From the listing below, pull out the lines that hold "Locorotondo".

•••••

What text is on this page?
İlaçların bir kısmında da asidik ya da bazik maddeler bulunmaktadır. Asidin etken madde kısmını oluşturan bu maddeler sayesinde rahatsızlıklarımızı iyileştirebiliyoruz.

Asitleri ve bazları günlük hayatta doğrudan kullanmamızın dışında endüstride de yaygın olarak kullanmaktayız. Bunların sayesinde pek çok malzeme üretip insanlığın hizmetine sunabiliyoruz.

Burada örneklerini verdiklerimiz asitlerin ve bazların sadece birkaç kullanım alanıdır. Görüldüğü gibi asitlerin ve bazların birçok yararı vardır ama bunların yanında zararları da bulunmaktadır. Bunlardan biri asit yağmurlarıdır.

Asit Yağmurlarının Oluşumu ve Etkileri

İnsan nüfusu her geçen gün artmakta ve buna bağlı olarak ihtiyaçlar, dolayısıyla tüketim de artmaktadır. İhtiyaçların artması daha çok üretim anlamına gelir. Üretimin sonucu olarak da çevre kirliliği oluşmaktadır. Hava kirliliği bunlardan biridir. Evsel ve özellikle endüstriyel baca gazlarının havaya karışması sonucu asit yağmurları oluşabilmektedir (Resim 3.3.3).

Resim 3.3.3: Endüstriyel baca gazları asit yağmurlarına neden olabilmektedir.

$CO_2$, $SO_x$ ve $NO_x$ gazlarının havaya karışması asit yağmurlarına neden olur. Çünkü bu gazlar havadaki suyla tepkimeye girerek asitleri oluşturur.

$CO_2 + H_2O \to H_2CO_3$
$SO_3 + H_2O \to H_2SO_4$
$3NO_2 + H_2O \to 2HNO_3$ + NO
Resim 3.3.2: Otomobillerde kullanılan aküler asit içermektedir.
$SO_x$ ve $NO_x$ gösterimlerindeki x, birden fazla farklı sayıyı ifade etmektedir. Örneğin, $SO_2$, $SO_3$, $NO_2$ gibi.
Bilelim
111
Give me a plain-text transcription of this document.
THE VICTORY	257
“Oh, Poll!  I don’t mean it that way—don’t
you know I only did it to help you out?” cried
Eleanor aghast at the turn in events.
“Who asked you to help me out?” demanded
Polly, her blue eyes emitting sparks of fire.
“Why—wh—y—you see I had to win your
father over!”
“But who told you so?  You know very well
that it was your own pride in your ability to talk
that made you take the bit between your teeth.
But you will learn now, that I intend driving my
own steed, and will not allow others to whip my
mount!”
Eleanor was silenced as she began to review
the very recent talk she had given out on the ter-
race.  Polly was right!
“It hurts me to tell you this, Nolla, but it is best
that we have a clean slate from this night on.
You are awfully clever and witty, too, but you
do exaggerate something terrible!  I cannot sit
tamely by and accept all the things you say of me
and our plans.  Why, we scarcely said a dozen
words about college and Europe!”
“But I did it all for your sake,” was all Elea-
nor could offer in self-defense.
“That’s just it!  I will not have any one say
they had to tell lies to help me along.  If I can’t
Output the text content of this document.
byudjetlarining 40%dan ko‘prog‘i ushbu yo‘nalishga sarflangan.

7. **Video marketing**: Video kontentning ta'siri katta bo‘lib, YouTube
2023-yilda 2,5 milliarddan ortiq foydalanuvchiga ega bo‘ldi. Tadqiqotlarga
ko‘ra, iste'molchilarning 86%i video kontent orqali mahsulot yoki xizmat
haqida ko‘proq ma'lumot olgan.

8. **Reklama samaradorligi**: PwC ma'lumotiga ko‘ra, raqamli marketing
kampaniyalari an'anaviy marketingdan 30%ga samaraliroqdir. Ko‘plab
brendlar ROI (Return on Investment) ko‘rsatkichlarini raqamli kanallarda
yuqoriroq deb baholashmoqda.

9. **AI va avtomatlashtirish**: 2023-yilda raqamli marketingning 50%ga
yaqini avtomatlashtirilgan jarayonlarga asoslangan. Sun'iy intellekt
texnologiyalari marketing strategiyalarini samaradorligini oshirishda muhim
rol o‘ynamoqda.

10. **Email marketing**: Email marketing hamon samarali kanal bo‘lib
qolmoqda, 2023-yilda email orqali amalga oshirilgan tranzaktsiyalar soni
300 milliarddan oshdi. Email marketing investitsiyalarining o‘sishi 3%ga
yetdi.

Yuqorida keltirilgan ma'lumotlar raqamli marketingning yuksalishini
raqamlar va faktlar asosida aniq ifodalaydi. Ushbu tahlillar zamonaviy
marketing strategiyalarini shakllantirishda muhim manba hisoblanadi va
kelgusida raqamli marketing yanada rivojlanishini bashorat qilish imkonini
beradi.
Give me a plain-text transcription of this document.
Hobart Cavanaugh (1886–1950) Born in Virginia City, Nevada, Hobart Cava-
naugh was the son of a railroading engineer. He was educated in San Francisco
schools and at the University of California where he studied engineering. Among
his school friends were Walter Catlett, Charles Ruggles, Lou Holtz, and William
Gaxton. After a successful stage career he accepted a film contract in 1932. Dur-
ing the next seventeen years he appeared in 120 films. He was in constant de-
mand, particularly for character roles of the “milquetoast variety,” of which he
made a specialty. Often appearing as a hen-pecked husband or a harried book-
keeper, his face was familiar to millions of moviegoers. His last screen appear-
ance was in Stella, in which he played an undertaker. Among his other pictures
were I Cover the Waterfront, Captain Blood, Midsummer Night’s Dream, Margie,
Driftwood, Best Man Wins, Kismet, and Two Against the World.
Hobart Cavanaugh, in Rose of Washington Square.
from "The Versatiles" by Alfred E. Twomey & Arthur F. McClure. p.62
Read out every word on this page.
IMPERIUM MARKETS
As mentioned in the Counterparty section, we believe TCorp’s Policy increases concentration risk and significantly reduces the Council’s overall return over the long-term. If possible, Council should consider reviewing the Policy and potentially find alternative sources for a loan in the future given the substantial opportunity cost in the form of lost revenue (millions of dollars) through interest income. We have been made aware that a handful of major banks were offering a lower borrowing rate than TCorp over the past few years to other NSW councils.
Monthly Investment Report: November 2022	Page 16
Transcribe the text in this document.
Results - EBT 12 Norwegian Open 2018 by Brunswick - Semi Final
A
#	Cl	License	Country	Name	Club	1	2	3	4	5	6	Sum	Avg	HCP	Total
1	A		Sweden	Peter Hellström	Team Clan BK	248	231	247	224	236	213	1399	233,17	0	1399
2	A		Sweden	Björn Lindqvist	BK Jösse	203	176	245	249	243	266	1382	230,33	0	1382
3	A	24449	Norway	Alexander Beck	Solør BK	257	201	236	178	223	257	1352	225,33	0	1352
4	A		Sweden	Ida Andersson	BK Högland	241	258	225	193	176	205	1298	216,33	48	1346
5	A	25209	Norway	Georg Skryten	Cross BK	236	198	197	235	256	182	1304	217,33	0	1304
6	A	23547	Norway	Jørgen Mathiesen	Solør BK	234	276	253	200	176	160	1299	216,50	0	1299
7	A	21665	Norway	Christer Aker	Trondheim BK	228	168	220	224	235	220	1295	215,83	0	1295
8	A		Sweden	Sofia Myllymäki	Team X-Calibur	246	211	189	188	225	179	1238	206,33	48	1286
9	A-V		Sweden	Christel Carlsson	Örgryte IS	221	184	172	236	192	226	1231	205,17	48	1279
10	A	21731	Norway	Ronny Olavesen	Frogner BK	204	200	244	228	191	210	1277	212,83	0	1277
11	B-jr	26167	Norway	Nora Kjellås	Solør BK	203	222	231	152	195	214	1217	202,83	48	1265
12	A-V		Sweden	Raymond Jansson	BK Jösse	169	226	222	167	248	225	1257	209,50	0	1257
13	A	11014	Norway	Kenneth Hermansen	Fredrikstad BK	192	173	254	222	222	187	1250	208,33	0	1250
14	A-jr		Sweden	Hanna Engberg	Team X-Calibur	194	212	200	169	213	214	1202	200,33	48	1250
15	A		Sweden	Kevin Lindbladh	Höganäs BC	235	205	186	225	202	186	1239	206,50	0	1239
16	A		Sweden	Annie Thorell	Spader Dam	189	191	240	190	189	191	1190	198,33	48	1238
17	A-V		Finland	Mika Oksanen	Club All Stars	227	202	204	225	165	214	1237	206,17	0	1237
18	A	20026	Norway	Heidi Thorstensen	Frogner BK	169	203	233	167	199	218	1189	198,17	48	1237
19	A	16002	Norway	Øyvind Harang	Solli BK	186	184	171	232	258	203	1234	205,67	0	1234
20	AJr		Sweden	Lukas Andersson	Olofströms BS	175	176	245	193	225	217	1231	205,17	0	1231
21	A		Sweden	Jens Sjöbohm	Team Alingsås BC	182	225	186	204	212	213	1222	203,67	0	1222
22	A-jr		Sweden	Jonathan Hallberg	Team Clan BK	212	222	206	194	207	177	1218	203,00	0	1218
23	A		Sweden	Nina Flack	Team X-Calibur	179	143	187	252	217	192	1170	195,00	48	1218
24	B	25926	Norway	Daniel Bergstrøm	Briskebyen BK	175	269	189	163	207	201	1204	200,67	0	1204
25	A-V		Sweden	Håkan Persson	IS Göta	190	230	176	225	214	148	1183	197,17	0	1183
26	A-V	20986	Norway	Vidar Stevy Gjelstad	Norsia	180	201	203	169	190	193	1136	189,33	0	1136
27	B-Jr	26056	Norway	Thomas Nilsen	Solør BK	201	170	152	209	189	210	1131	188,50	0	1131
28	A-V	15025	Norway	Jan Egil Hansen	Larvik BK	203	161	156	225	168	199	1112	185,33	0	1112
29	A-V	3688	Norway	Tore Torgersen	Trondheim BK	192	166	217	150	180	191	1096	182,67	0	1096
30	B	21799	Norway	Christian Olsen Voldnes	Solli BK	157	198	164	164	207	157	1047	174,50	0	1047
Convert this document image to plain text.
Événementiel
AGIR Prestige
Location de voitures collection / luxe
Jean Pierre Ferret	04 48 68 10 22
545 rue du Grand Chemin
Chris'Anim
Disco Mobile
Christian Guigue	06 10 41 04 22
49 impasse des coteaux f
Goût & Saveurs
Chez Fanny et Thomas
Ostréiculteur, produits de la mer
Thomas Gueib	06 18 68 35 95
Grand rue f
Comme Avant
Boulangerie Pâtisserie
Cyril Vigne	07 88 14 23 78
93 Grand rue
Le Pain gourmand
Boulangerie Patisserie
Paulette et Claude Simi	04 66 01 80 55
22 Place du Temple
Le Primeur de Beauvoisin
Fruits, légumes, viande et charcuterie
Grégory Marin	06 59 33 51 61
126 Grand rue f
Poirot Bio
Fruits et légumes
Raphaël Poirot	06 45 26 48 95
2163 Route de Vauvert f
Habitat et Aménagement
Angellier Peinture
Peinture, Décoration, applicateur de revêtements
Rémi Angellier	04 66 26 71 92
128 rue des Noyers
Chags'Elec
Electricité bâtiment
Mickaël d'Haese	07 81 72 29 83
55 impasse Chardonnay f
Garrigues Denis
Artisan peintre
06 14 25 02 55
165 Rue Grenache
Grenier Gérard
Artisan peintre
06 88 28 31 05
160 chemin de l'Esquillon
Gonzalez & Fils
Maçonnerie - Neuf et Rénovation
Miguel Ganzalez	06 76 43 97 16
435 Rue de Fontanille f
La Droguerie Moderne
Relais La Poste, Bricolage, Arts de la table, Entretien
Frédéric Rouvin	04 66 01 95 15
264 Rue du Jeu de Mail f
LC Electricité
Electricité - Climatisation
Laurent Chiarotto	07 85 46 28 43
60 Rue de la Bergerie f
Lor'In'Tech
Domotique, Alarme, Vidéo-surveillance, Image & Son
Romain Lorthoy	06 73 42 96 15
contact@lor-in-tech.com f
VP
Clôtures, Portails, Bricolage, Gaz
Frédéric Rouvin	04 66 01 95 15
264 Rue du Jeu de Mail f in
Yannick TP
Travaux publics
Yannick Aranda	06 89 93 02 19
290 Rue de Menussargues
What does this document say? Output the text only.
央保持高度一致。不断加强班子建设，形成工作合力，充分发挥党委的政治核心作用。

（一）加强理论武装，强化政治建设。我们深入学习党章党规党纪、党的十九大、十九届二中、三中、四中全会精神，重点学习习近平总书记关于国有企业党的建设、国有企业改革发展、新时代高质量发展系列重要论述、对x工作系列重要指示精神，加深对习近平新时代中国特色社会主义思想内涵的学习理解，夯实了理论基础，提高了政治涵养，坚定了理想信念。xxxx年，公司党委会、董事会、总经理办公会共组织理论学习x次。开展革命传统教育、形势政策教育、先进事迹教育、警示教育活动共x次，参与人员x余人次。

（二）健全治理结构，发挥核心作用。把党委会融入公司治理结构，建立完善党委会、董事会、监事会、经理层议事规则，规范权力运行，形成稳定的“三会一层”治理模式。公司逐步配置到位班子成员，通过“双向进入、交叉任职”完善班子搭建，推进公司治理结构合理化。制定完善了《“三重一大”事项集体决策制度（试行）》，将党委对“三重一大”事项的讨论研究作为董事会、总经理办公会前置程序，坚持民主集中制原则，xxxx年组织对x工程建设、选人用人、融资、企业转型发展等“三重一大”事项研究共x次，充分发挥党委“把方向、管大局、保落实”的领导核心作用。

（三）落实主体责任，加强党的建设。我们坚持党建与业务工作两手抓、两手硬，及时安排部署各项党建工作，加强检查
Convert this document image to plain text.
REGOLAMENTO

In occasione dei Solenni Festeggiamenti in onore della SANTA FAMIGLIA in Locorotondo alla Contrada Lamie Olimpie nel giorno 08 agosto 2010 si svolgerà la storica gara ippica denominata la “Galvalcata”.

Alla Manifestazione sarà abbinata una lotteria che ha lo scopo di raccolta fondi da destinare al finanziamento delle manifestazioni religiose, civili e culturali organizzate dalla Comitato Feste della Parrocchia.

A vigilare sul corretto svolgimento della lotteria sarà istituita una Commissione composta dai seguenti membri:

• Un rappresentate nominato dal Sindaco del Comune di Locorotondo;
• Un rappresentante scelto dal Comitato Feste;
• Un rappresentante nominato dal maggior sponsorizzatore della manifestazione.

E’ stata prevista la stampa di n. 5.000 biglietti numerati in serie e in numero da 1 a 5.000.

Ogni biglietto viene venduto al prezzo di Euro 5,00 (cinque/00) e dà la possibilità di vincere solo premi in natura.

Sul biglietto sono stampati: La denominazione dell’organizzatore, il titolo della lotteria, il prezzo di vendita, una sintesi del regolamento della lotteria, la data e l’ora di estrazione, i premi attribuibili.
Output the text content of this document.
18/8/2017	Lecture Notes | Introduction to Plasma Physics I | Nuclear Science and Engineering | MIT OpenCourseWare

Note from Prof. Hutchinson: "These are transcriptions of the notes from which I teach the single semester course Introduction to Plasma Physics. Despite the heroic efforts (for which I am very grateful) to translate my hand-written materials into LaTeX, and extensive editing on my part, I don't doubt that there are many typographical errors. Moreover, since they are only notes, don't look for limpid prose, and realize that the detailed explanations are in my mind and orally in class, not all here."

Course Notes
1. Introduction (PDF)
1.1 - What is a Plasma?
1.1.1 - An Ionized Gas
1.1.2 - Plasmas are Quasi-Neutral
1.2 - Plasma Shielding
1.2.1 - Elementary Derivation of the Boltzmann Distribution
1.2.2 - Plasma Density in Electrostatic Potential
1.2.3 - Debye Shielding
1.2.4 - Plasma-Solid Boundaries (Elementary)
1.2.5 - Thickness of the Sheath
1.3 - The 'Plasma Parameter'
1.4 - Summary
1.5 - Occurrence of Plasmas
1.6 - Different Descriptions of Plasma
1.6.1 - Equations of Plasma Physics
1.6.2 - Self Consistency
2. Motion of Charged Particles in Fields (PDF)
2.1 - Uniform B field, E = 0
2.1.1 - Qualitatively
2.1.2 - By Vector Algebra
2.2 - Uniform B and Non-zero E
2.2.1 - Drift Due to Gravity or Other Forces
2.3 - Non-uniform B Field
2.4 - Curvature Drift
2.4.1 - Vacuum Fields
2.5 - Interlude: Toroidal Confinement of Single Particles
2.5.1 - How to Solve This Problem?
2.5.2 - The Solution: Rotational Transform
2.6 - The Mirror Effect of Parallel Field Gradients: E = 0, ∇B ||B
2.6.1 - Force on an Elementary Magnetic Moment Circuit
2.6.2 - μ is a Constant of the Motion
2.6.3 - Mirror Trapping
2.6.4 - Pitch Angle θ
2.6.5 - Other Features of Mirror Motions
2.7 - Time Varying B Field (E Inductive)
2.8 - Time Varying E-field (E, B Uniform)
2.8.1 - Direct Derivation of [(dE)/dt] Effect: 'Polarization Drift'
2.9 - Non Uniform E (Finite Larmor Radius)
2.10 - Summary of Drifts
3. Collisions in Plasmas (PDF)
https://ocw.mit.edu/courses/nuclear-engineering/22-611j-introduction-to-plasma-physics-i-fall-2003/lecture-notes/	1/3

•••••

→ ANSWER TO THIS PROBLEM
In occasione dei Solenni Festeggiamenti in onore della SANTA FAMIGLIA in Locorotondo alla Contrada Lamie Olimpie nel giorno 08 agosto 2010 si svolgerà la storica gara ippica denominata la “Galvalcata”.
• Un rappresentate nominato dal Sindaco del Comune di Locorotondo;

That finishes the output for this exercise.